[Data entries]
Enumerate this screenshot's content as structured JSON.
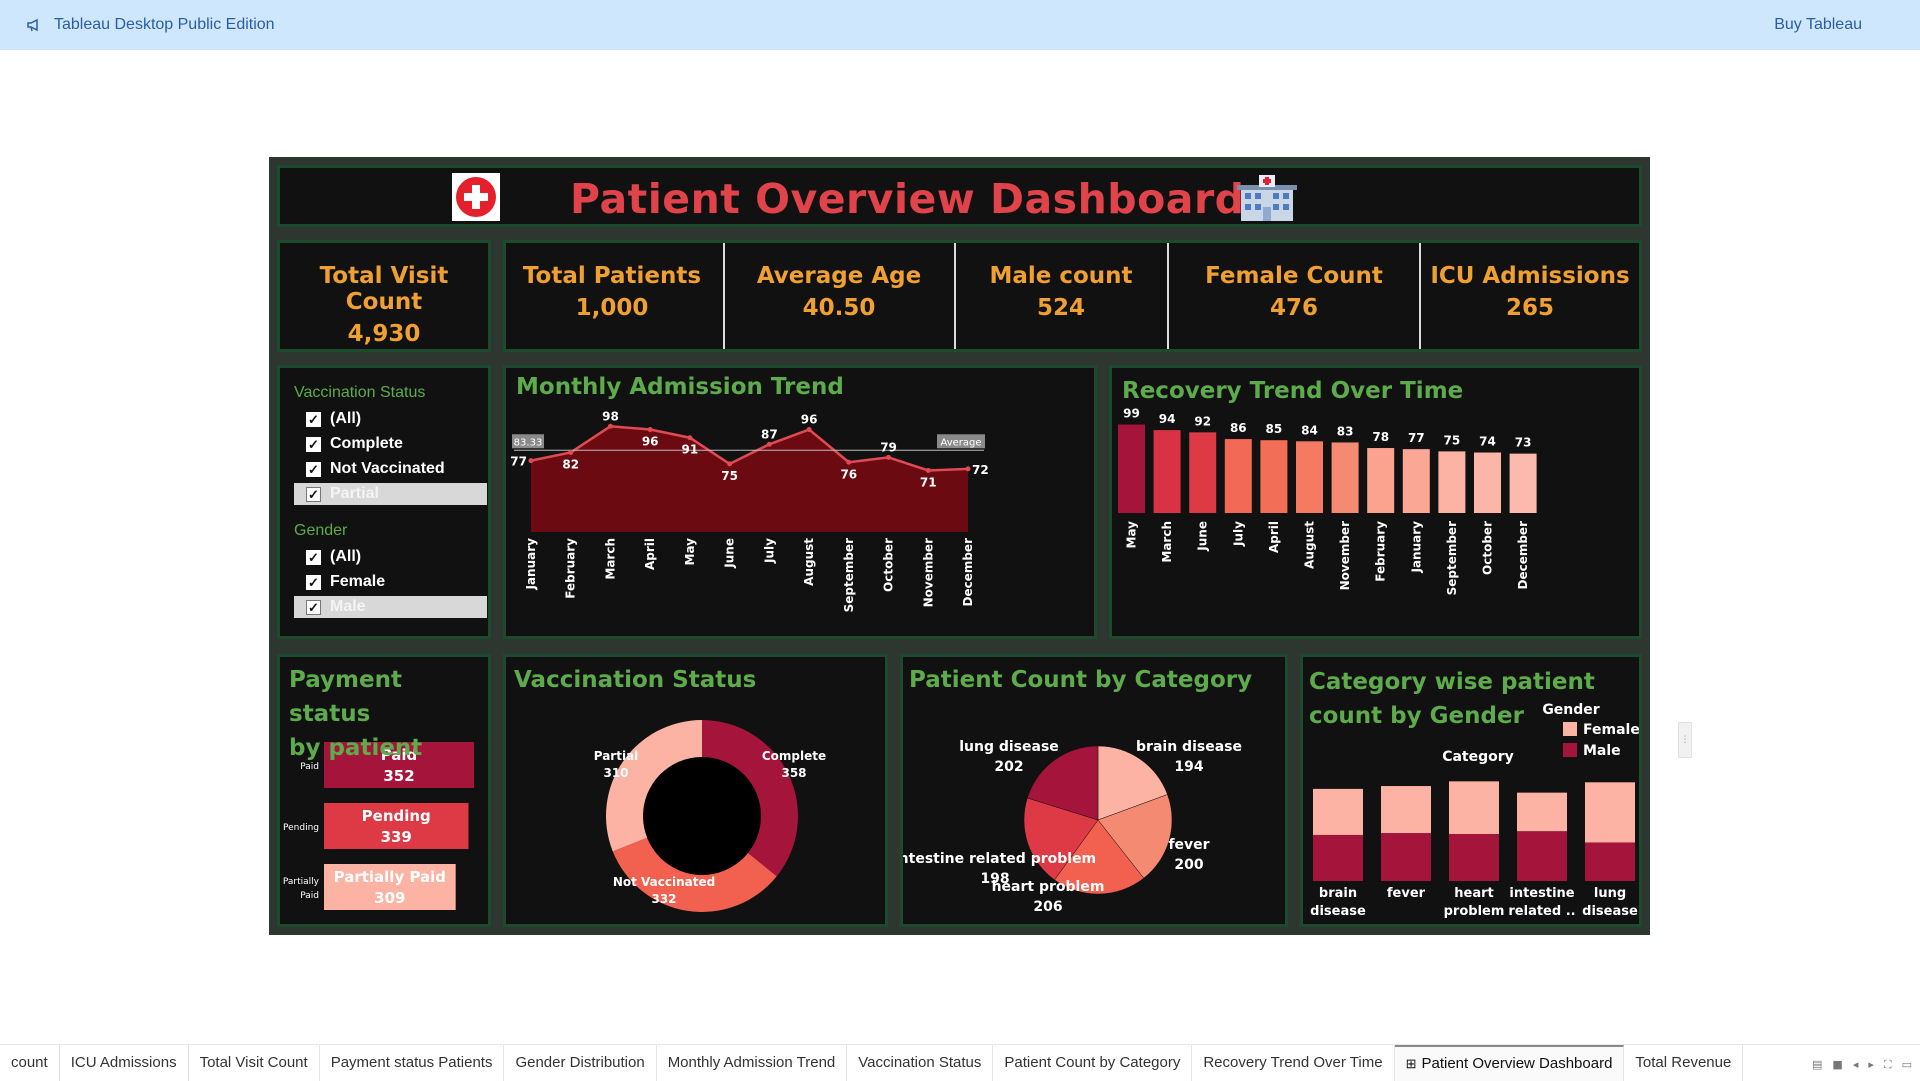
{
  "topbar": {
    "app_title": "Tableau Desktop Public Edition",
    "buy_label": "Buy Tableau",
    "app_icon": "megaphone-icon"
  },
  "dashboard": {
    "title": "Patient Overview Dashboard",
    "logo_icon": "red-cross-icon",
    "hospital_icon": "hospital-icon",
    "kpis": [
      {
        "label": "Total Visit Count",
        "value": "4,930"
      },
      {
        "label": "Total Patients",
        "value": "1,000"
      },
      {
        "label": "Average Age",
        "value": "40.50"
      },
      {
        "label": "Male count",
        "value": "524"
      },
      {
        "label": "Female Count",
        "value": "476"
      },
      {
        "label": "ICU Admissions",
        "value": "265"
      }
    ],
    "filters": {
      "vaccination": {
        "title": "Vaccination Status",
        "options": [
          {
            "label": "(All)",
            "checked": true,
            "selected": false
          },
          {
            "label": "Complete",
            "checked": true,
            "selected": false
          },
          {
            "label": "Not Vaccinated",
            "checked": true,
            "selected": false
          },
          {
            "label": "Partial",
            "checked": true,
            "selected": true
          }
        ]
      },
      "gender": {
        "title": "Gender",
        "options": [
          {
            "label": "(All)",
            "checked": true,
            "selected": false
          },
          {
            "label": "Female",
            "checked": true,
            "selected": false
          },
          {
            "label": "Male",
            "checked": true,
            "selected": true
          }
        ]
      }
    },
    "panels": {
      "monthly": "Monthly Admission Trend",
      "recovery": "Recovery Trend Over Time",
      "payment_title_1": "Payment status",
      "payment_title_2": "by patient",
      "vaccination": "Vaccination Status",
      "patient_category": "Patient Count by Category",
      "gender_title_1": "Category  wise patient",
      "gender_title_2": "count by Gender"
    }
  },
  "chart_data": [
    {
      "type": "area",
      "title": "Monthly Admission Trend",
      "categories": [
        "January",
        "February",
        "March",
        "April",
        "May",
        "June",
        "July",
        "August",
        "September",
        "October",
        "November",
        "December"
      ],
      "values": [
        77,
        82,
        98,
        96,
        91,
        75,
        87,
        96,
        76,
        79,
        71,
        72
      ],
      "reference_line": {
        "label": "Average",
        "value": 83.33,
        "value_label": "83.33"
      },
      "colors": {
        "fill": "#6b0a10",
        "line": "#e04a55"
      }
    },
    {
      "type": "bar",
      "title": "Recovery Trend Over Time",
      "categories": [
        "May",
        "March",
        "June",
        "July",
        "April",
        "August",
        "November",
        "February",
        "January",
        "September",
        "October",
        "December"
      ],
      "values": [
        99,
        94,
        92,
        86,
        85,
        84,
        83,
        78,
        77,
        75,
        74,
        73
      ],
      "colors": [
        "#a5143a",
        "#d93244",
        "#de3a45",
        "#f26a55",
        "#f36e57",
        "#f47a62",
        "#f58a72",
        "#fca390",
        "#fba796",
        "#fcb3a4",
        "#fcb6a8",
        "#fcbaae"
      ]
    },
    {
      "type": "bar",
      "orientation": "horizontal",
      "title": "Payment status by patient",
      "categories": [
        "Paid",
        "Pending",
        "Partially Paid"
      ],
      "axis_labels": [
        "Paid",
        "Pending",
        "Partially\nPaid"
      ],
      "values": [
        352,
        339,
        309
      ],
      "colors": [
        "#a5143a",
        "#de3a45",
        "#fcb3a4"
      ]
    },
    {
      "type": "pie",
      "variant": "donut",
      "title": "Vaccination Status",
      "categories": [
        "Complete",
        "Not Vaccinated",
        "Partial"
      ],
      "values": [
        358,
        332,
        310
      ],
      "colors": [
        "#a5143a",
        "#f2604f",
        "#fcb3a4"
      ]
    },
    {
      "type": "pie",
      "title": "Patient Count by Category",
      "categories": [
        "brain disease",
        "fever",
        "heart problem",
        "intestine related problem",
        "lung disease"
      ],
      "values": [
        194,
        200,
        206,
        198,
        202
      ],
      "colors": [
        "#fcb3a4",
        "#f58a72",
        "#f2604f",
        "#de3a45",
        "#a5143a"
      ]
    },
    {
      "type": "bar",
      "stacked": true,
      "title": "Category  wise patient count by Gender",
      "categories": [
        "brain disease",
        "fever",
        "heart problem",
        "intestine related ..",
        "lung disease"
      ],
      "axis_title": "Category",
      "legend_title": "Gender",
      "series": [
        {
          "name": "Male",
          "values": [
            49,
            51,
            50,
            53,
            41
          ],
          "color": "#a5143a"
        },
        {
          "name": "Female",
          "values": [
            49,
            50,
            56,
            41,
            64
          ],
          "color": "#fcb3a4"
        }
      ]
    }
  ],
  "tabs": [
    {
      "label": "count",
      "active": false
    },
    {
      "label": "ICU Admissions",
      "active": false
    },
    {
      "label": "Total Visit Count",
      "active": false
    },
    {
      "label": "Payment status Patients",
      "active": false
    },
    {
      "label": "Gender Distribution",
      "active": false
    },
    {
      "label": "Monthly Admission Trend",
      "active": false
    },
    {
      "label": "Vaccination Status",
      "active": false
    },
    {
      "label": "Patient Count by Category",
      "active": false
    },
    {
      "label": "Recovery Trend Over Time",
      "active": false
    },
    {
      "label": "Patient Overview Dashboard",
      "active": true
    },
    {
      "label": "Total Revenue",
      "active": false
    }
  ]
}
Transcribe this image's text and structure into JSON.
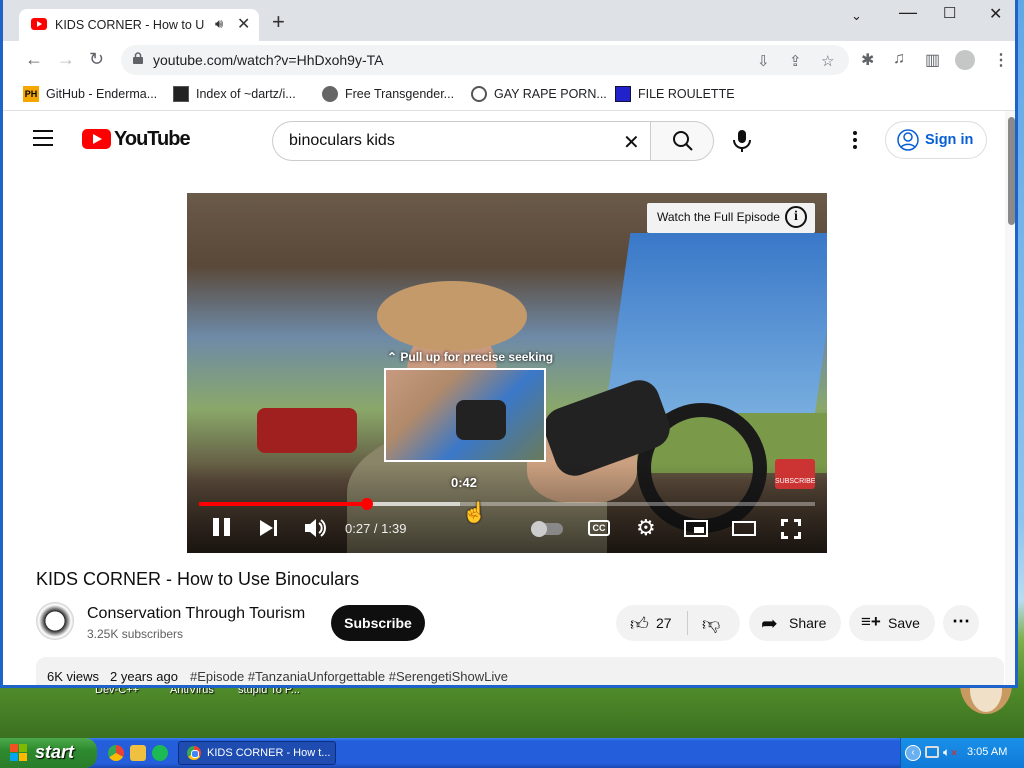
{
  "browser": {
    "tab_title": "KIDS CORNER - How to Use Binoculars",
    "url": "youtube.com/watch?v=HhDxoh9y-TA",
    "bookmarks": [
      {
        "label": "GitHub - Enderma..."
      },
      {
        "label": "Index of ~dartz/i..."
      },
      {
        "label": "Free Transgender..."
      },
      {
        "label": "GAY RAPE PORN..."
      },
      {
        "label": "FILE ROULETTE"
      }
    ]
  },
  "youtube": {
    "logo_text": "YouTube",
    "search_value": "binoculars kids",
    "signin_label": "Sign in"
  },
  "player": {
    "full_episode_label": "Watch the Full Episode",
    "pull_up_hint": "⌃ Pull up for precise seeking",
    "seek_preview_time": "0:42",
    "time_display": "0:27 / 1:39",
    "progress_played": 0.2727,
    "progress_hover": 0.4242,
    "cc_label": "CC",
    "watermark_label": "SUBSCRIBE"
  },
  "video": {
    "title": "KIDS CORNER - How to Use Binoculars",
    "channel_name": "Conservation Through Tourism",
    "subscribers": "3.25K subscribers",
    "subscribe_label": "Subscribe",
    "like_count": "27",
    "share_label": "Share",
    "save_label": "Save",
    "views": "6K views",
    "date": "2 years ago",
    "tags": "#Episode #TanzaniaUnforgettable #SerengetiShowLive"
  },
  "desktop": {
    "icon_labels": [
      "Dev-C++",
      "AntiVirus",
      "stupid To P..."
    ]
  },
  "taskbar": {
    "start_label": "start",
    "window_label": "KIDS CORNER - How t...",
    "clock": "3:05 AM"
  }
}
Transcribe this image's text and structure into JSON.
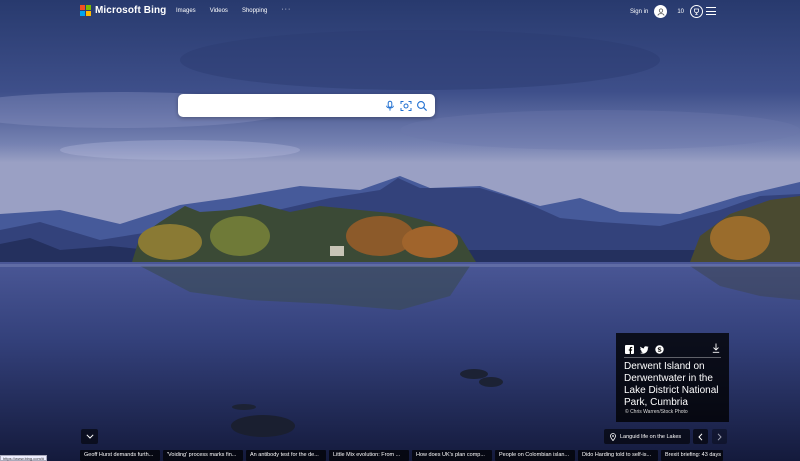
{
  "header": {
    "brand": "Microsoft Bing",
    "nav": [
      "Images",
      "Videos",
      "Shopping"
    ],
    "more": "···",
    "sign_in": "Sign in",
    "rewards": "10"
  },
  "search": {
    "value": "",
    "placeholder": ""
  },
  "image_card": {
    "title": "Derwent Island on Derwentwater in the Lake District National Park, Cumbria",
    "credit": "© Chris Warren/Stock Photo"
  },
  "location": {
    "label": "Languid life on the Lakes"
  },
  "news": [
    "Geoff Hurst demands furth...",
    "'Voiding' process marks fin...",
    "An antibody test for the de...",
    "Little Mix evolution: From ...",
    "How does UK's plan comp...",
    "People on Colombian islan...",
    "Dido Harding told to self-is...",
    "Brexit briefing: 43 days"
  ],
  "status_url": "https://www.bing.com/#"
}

■ **WHAT YOU HAVE TO DO**:
Each line in the data that holds the word "Female" must be copied.

■ **ANSWER FOR THE TASK**:
        "label": "Female Count",
            "label": "Female",
          "name": "Female",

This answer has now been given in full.